--- SOURCE RECORDS ---
******************************

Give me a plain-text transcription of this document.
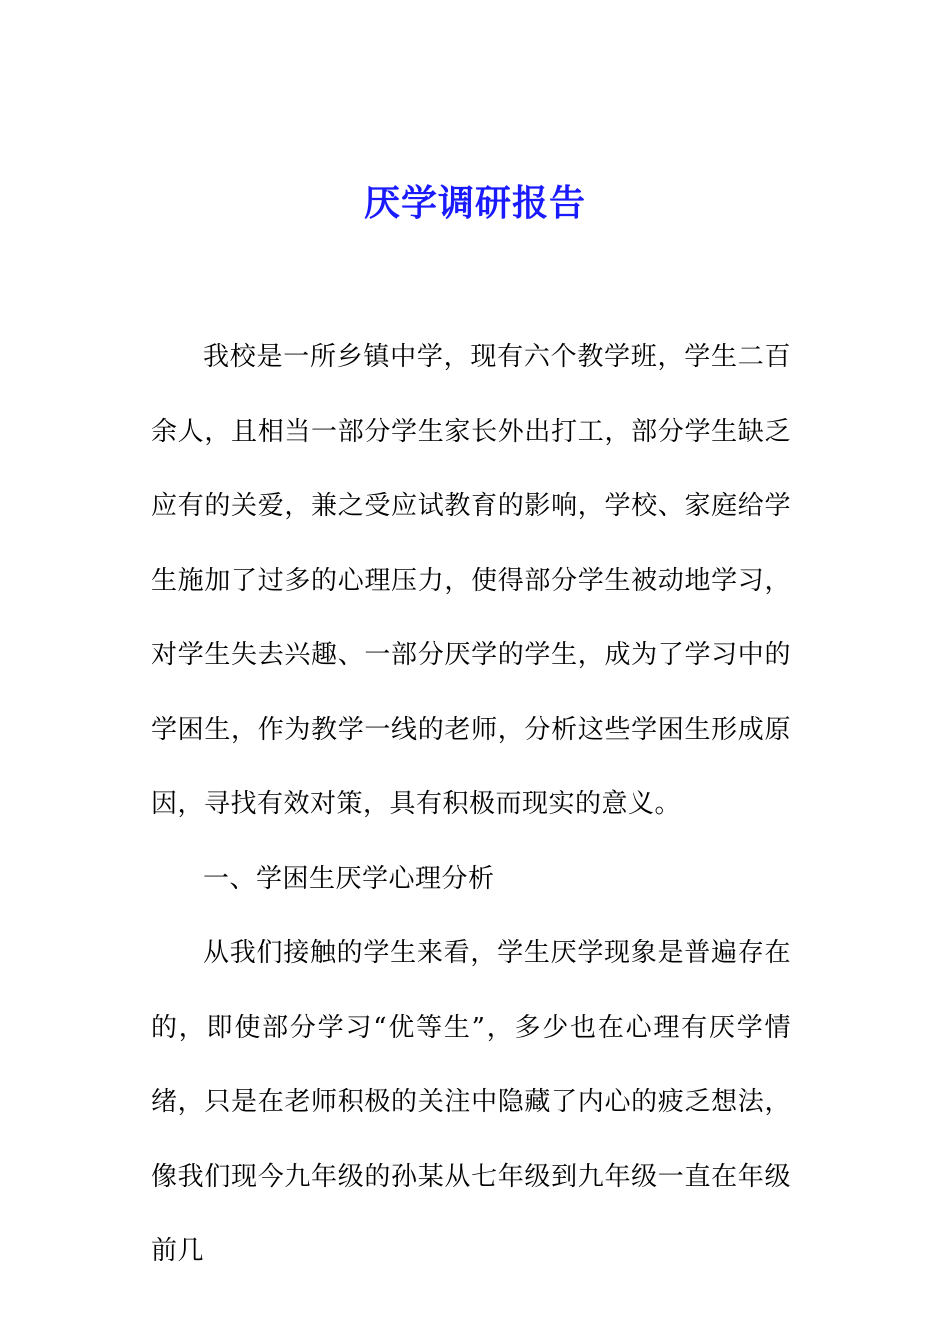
厌学调研报告

我校是一所乡镇中学，现有六个教学班，学生二百余人，且相当一部分学生家长外出打工，部分学生缺乏应有的关爱，兼之受应试教育的影响，学校、家庭给学生施加了过多的心理压力，使得部分学生被动地学习，对学生失去兴趣、一部分厌学的学生，成为了学习中的学困生，作为教学一线的老师，分析这些学困生形成原因，寻找有效对策，具有积极而现实的意义。

一、学困生厌学心理分析

从我们接触的学生来看，学生厌学现象是普遍存在的，即使部分学习“优等生”，多少也在心理有厌学情绪，只是在老师积极的关注中隐藏了内心的疲乏想法，像我们现今九年级的孙某从七年级到九年级一直在年级前几
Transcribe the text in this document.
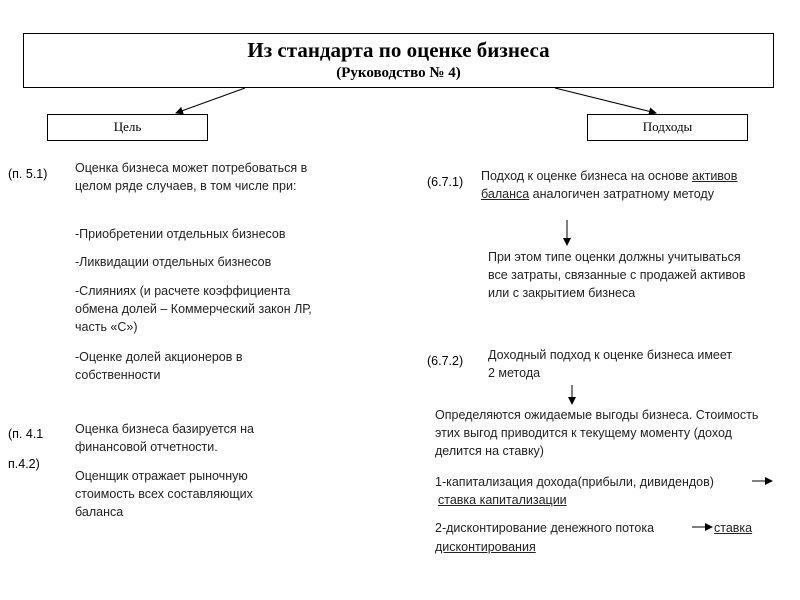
Из стандарта по оценке бизнеса
(Руководство № 4)
Цель	Подходы
(п. 5.1) Оценка бизнеса может потребоваться в целом ряде случаев, в том числе при:
-Приобретении отдельных бизнесов
-Ликвидации отдельных бизнесов
-Слияниях (и расчете коэффициента обмена долей – Коммерческий закон ЛР, часть «С»)
-Оценке долей акционеров в собственности
(п. 4.1
п.4.2)
Оценка бизнеса базируется на финансовой отчетности.
Оценщик отражает рыночную стоимость всех составляющих баланса
(6.7.1) Подход к оценке бизнеса на основе активов баланса аналогичен затратному методу
При этом типе оценки должны учитываться все затраты, связанные с продажей активов или с закрытием бизнеса
(6.7.2) Доходный подход к оценке бизнеса имеет 2 метода
Определяются ожидаемые выгоды бизнеса. Стоимость этих выгод приводится к текущему моменту (доход делится на ставку)
1-капитализация дохода(прибыли, дивидендов)
ставка капитализации
2-дисконтирование денежного потока	ставка
дисконтирования
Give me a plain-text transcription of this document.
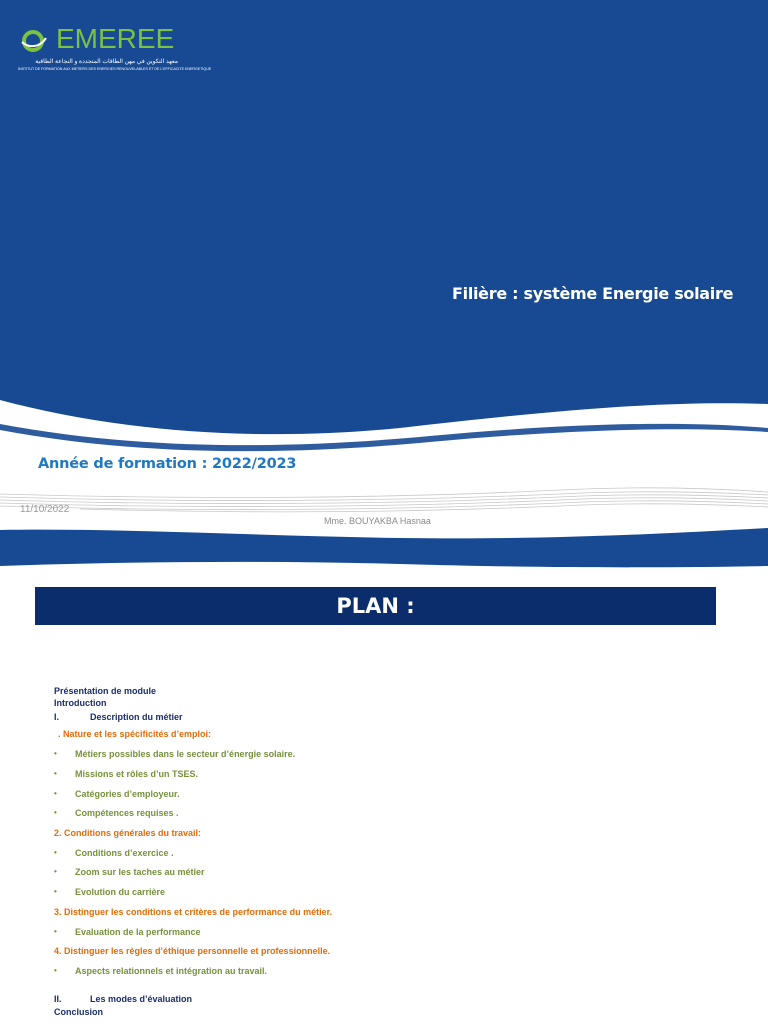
EMEREE
معهد التكوين في مهن الطاقات المتجددة و النجاعة الطاقية
INSTITUT DE FORMATION AUX METIERS DES ENERGIES RENOUVELABLES ET DE L'EFFICACITE ENERGETIQUE
Filière : système Energie solaire
Année de formation : 2022/2023
11/10/2022
Mme. BOUYAKBA Hasnaa
PLAN :
Présentation de module
Introduction
I.	Description du métier
. Nature et les spécificités d’emploi:
• Métiers possibles dans le secteur d’énergie solaire.
• Missions et rôles d’un TSES.
• Catégories d’employeur.
• Compétences requises .
2. Conditions générales du travail:
• Conditions d’exercice .
• Zoom sur les taches au métier
• Evolution du carrière
3. Distinguer les conditions et critères de performance du métier.
• Evaluation de la performance
4. Distinguer les règles d’éthique personnelle et professionnelle.
• Aspects relationnels et intégration au travail.
II.	Les modes d’évaluation
Conclusion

******************************

--- SET PROBLEM ---
Without including the pictures, return each record above exactly as it stands.

--- IN RESPONSE ---
Give me a plain-text transcription of this document.
厌学调研报告

我校是一所乡镇中学，现有六个教学班，学生二百余人，且相当一部分学生家长外出打工，部分学生缺乏应有的关爱，兼之受应试教育的影响，学校、家庭给学生施加了过多的心理压力，使得部分学生被动地学习，对学生失去兴趣、一部分厌学的学生，成为了学习中的学困生，作为教学一线的老师，分析这些学困生形成原因，寻找有效对策，具有积极而现实的意义。

一、学困生厌学心理分析

从我们接触的学生来看，学生厌学现象是普遍存在的，即使部分学习“优等生”，多少也在心理有厌学情绪，只是在老师积极的关注中隐藏了内心的疲乏想法，像我们现今九年级的孙某从七年级到九年级一直在年级前几
Transcribe the text in this document.
Из стандарта по оценке бизнеса
(Руководство № 4)
Цель	Подходы
(п. 5.1) Оценка бизнеса может потребоваться в целом ряде случаев, в том числе при:
-Приобретении отдельных бизнесов
-Ликвидации отдельных бизнесов
-Слияниях (и расчете коэффициента обмена долей – Коммерческий закон ЛР, часть «С»)
-Оценке долей акционеров в собственности
(п. 4.1
п.4.2)
Оценка бизнеса базируется на финансовой отчетности.
Оценщик отражает рыночную стоимость всех составляющих баланса
(6.7.1) Подход к оценке бизнеса на основе активов баланса аналогичен затратному методу
При этом типе оценки должны учитываться все затраты, связанные с продажей активов или с закрытием бизнеса
(6.7.2) Доходный подход к оценке бизнеса имеет 2 метода
Определяются ожидаемые выгоды бизнеса. Стоимость этих выгод приводится к текущему моменту (доход делится на ставку)
1-капитализация дохода(прибыли, дивидендов)
ставка капитализации
2-дисконтирование денежного потока	ставка
дисконтирования
Give me a plain-text transcription of this document.
EMEREE
معهد التكوين في مهن الطاقات المتجددة و النجاعة الطاقية
INSTITUT DE FORMATION AUX METIERS DES ENERGIES RENOUVELABLES ET DE L'EFFICACITE ENERGETIQUE
Filière : système Energie solaire
Année de formation : 2022/2023
11/10/2022
Mme. BOUYAKBA Hasnaa
PLAN :
Présentation de module
Introduction
I.	Description du métier
. Nature et les spécificités d’emploi:
• Métiers possibles dans le secteur d’énergie solaire.
• Missions et rôles d’un TSES.
• Catégories d’employeur.
• Compétences requises .
2. Conditions générales du travail:
• Conditions d’exercice .
• Zoom sur les taches au métier
• Evolution du carrière
3. Distinguer les conditions et critères de performance du métier.
• Evaluation de la performance
4. Distinguer les règles d’éthique personnelle et professionnelle.
• Aspects relationnels et intégration au travail.
II.	Les modes d’évaluation
Conclusion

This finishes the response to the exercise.